====== LISTED ENTRIES
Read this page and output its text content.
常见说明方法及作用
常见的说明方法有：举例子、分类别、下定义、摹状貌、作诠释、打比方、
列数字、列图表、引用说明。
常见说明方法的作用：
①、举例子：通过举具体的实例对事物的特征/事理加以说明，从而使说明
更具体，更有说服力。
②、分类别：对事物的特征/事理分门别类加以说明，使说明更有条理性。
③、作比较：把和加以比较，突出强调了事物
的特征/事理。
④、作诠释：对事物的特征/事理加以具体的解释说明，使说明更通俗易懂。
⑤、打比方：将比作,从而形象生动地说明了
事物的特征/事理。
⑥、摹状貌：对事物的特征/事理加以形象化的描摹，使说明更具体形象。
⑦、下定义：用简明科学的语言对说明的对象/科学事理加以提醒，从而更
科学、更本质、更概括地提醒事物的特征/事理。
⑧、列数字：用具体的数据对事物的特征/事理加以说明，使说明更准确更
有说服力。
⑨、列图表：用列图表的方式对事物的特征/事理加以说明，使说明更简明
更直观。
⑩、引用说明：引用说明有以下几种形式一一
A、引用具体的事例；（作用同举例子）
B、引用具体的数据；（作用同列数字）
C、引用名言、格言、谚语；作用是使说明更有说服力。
============
THE REQUEST: The records above must be output exactly, in full.

THE RESULT:
Read this page and output its text content.
常见说明方法及作用
常见的说明方法有：举例子、分类别、下定义、摹状貌、作诠释、打比方、
列数字、列图表、引用说明。
常见说明方法的作用：
①、举例子：通过举具体的实例对事物的特征/事理加以说明，从而使说明
更具体，更有说服力。
②、分类别：对事物的特征/事理分门别类加以说明，使说明更有条理性。
③、作比较：把和加以比较，突出强调了事物
的特征/事理。
④、作诠释：对事物的特征/事理加以具体的解释说明，使说明更通俗易懂。
⑤、打比方：将比作,从而形象生动地说明了
事物的特征/事理。
⑥、摹状貌：对事物的特征/事理加以形象化的描摹，使说明更具体形象。
⑦、下定义：用简明科学的语言对说明的对象/科学事理加以提醒，从而更
科学、更本质、更概括地提醒事物的特征/事理。
⑧、列数字：用具体的数据对事物的特征/事理加以说明，使说明更准确更
有说服力。
⑨、列图表：用列图表的方式对事物的特征/事理加以说明，使说明更简明
更直观。
⑩、引用说明：引用说明有以下几种形式一一
A、引用具体的事例；（作用同举例子）
B、引用具体的数据；（作用同列数字）
C、引用名言、格言、谚语；作用是使说明更有说服力。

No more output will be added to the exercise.